### Records for this task

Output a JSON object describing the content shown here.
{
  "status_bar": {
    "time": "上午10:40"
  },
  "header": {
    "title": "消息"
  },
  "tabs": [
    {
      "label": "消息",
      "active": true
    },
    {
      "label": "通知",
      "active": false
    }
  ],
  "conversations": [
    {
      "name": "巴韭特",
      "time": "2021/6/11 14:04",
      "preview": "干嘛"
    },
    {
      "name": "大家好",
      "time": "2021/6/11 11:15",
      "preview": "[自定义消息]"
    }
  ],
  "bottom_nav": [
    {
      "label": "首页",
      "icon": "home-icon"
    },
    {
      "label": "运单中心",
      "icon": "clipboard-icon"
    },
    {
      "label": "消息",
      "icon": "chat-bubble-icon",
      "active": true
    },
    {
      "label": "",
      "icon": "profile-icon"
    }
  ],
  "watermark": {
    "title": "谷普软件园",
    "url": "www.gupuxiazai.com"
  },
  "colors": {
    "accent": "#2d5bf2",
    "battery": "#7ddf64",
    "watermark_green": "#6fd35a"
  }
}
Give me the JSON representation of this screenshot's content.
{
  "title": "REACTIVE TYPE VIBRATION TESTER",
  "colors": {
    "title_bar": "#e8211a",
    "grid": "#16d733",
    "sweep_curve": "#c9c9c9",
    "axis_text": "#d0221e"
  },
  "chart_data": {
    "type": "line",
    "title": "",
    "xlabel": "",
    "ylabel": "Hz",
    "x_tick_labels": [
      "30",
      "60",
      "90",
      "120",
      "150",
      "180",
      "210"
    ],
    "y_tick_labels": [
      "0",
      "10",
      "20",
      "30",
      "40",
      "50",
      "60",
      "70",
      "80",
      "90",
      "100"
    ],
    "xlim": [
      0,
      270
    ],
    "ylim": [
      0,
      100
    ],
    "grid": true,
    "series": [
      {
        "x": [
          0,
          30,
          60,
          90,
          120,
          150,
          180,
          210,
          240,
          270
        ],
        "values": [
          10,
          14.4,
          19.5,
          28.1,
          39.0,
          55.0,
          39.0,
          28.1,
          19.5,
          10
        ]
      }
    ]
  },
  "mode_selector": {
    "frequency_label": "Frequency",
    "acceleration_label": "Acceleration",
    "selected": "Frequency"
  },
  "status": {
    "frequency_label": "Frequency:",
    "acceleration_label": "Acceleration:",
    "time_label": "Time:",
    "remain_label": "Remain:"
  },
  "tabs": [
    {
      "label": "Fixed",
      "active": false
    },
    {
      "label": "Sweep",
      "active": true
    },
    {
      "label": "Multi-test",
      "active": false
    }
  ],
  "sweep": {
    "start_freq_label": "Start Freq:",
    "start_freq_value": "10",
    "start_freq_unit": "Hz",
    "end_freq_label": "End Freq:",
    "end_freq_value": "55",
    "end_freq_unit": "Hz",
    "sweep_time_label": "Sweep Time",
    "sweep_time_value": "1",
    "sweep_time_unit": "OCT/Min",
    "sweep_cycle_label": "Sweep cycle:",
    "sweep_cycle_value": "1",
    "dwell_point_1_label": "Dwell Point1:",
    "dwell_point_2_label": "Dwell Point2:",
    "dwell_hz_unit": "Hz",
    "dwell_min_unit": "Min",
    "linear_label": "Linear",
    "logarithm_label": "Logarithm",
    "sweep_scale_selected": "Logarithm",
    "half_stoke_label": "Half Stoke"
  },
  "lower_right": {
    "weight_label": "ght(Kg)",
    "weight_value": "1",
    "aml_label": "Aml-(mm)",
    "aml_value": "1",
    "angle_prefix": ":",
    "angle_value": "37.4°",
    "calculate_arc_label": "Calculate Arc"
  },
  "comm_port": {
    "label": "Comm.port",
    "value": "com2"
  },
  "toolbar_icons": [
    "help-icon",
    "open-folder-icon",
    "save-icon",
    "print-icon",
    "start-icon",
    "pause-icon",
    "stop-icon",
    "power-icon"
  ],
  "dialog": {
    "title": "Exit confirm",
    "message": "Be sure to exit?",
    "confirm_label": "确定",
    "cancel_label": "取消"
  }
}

### Exercise task
Exactly as shown above, return every record.

### Task output
Output a JSON object describing the content shown here.
{
  "status_bar": {
    "time": "上午10:40"
  },
  "header": {
    "title": "消息"
  },
  "tabs": [
    {
      "label": "消息",
      "active": true
    },
    {
      "label": "通知",
      "active": false
    }
  ],
  "conversations": [
    {
      "name": "巴韭特",
      "time": "2021/6/11 14:04",
      "preview": "干嘛"
    },
    {
      "name": "大家好",
      "time": "2021/6/11 11:15",
      "preview": "[自定义消息]"
    }
  ],
  "bottom_nav": [
    {
      "label": "首页",
      "icon": "home-icon"
    },
    {
      "label": "运单中心",
      "icon": "clipboard-icon"
    },
    {
      "label": "消息",
      "icon": "chat-bubble-icon",
      "active": true
    },
    {
      "label": "",
      "icon": "profile-icon"
    }
  ],
  "watermark": {
    "title": "谷普软件园",
    "url": "www.gupuxiazai.com"
  },
  "colors": {
    "accent": "#2d5bf2",
    "battery": "#7ddf64",
    "watermark_green": "#6fd35a"
  }
}
Give me the JSON representation of this screenshot's content.
{
  "title": "REACTIVE TYPE VIBRATION TESTER",
  "colors": {
    "title_bar": "#e8211a",
    "grid": "#16d733",
    "sweep_curve": "#c9c9c9",
    "axis_text": "#d0221e"
  },
  "chart_data": {
    "type": "line",
    "title": "",
    "xlabel": "",
    "ylabel": "Hz",
    "x_tick_labels": [
      "30",
      "60",
      "90",
      "120",
      "150",
      "180",
      "210"
    ],
    "y_tick_labels": [
      "0",
      "10",
      "20",
      "30",
      "40",
      "50",
      "60",
      "70",
      "80",
      "90",
      "100"
    ],
    "xlim": [
      0,
      270
    ],
    "ylim": [
      0,
      100
    ],
    "grid": true,
    "series": [
      {
        "x": [
          0,
          30,
          60,
          90,
          120,
          150,
          180,
          210,
          240,
          270
        ],
        "values": [
          10,
          14.4,
          19.5,
          28.1,
          39.0,
          55.0,
          39.0,
          28.1,
          19.5,
          10
        ]
      }
    ]
  },
  "mode_selector": {
    "frequency_label": "Frequency",
    "acceleration_label": "Acceleration",
    "selected": "Frequency"
  },
  "status": {
    "frequency_label": "Frequency:",
    "acceleration_label": "Acceleration:",
    "time_label": "Time:",
    "remain_label": "Remain:"
  },
  "tabs": [
    {
      "label": "Fixed",
      "active": false
    },
    {
      "label": "Sweep",
      "active": true
    },
    {
      "label": "Multi-test",
      "active": false
    }
  ],
  "sweep": {
    "start_freq_label": "Start Freq:",
    "start_freq_value": "10",
    "start_freq_unit": "Hz",
    "end_freq_label": "End Freq:",
    "end_freq_value": "55",
    "end_freq_unit": "Hz",
    "sweep_time_label": "Sweep Time",
    "sweep_time_value": "1",
    "sweep_time_unit": "OCT/Min",
    "sweep_cycle_label": "Sweep cycle:",
    "sweep_cycle_value": "1",
    "dwell_point_1_label": "Dwell Point1:",
    "dwell_point_2_label": "Dwell Point2:",
    "dwell_hz_unit": "Hz",
    "dwell_min_unit": "Min",
    "linear_label": "Linear",
    "logarithm_label": "Logarithm",
    "sweep_scale_selected": "Logarithm",
    "half_stoke_label": "Half Stoke"
  },
  "lower_right": {
    "weight_label": "ght(Kg)",
    "weight_value": "1",
    "aml_label": "Aml-(mm)",
    "aml_value": "1",
    "angle_prefix": ":",
    "angle_value": "37.4°",
    "calculate_arc_label": "Calculate Arc"
  },
  "comm_port": {
    "label": "Comm.port",
    "value": "com2"
  },
  "toolbar_icons": [
    "help-icon",
    "open-folder-icon",
    "save-icon",
    "print-icon",
    "start-icon",
    "pause-icon",
    "stop-icon",
    "power-icon"
  ],
  "dialog": {
    "title": "Exit confirm",
    "message": "Be sure to exit?",
    "confirm_label": "确定",
    "cancel_label": "取消"
  }
}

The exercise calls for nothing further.